**Source excerpt**
□ □ □ □ □
Motorhome Vs. Travel Trailer

Motorhome or travel trailer? If you are venturing out to buy your first RV, or maybe just an
upgrade, you have probably already asked yourself that question. There are many
advantages and some disadvantages to both. Mostly you need to decide what you want to
use your RV to do and where to go and your decision should not be a difficult one.
A motorhome can offer you a little more mobility than a travel trailer. If you travel extensively
or are a “full-timer” a motorhome has more of what you are looking for. In a motorhome you
will always be in your “home” even if traveling down the highway. Passengers always have full
access to beds, kitchen, bathroom, and couch. However, 5th wheelers, when parked, have a
much larger living space because of their slide-outs. Most travel trailers and 5th wheelers
have slide-outs that almost touch when in travel mode. They open to allow a large and
comfortable living space when parked. Motorhomes that have slide-outs are a bit confining
when on the road.
□ □ □ □ □
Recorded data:
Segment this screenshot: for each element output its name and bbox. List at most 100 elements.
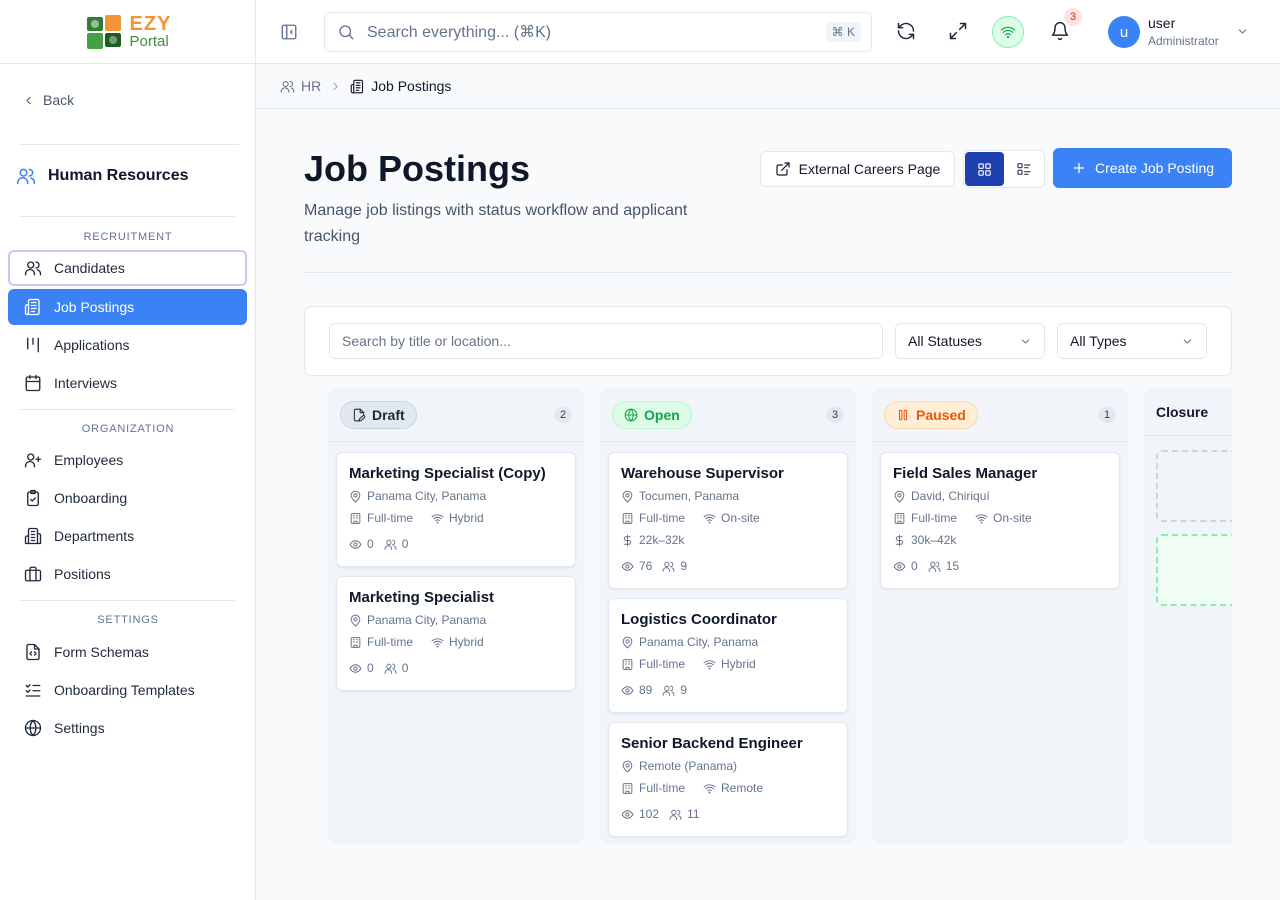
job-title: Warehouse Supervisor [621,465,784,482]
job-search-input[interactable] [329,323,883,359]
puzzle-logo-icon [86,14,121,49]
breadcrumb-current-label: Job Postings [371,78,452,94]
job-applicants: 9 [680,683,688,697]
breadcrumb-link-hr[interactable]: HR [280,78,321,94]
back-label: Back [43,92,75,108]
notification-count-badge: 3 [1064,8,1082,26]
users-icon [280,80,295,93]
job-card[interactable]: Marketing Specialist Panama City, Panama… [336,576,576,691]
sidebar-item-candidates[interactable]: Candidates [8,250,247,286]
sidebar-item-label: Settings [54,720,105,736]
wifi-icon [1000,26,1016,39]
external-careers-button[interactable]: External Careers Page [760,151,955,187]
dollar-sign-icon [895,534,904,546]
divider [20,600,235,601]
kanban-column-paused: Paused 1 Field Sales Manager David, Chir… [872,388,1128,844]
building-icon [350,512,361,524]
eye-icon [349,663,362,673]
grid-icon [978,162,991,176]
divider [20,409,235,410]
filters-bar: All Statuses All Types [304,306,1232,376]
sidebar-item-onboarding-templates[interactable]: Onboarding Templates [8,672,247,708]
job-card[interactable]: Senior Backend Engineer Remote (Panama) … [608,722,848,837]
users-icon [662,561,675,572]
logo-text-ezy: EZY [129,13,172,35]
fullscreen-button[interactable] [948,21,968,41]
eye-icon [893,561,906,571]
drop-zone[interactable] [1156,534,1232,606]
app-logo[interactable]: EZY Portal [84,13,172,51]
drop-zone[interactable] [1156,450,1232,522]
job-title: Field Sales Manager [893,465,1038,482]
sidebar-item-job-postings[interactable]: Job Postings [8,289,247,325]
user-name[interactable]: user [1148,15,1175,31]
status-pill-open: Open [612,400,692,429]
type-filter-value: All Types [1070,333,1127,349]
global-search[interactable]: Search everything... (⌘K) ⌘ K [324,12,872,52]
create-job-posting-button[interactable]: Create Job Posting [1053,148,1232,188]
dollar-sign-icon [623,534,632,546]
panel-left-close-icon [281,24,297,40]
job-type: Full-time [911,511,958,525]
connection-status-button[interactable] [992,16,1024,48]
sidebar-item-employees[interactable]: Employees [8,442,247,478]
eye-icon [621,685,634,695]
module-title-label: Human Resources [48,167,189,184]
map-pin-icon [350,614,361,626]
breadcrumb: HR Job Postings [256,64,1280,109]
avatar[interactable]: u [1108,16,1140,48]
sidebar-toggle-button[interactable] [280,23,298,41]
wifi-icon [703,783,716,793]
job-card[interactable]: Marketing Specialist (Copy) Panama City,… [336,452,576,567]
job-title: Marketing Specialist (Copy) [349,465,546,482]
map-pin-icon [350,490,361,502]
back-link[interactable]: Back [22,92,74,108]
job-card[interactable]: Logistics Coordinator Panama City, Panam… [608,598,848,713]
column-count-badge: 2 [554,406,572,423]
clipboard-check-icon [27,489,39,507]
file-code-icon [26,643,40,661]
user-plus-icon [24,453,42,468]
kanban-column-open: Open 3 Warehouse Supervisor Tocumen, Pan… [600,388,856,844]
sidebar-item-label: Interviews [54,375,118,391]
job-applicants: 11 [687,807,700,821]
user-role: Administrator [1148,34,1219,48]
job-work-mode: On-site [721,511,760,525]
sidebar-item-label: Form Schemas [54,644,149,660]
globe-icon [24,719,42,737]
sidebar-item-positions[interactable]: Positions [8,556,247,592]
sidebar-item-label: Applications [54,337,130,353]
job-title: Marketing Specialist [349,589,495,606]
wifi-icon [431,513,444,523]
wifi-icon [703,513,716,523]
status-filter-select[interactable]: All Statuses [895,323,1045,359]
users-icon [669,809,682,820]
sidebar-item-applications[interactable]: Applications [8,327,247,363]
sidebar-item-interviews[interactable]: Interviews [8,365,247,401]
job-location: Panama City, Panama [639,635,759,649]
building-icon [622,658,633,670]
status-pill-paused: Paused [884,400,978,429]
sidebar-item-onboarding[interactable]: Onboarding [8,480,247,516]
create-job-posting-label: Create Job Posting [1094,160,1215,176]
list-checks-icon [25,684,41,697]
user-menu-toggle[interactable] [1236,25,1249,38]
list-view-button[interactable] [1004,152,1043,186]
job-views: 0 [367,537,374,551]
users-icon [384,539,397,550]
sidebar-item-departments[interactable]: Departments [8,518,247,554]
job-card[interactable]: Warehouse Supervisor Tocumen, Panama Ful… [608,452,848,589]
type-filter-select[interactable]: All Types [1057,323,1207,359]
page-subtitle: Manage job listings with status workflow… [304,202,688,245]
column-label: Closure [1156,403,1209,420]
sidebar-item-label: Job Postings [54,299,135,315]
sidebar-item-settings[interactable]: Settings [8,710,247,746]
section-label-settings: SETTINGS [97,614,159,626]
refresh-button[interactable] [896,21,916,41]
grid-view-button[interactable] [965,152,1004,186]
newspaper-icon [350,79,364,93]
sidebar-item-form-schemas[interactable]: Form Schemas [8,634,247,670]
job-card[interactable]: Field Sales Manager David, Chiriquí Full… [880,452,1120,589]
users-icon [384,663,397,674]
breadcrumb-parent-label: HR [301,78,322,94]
□ □ □ □ □
**Exercise directions**
Extend the comparison of motorhomes and travel trailers, picking up right after its last sentence about motorhome slide-outs on the road.

**Output for this task**
External storage room is another important decision factor. 5th wheelers and Class A
motorhomes generally have large external storage compartments but other trailers and Class
C motorhomes generally lack such large storage areas. Maintenance of your RV is going to
be less with travel trailers and 5th wheelers. Motorhomes have a few more “systems”, which
means more things that could malfunction. Also, if you have engine trouble with a motorhome,
your whole home is stranded. With travel trailers the towing vehicle can be exchanged or
replaced. Another small, yet important, contrast is height of motorhomes vs. travel trailers.
Trailers are closer to the ground, only 1 to 2 stairs, whereas motorhomes are about 3 to 5
steps above the ground.
The comfort levels of motorhomes and travel trailers are tied if comparing them while both
parked. However, while in-motion and during travel a motorhome takes the cake. Travelers
can use all the amenities of the motorhome while in motion. A travel trailer with slide-outs may
not even be accessible while in travel mode.
Price, which is one of the most persuasive decision factors, is not as easily generalized to
motorhomes vs. travel trailers. An average motorhome is generally going to cost more than an
average travel trailer but there are many exceptions. There are so many different amenities,
luxury levels, and sizes to both categories that price is always circumstantial. Of course, the
larger the travel trailer you get the larger the towing vehicle will have to be, a crucial factor to
keep in mind.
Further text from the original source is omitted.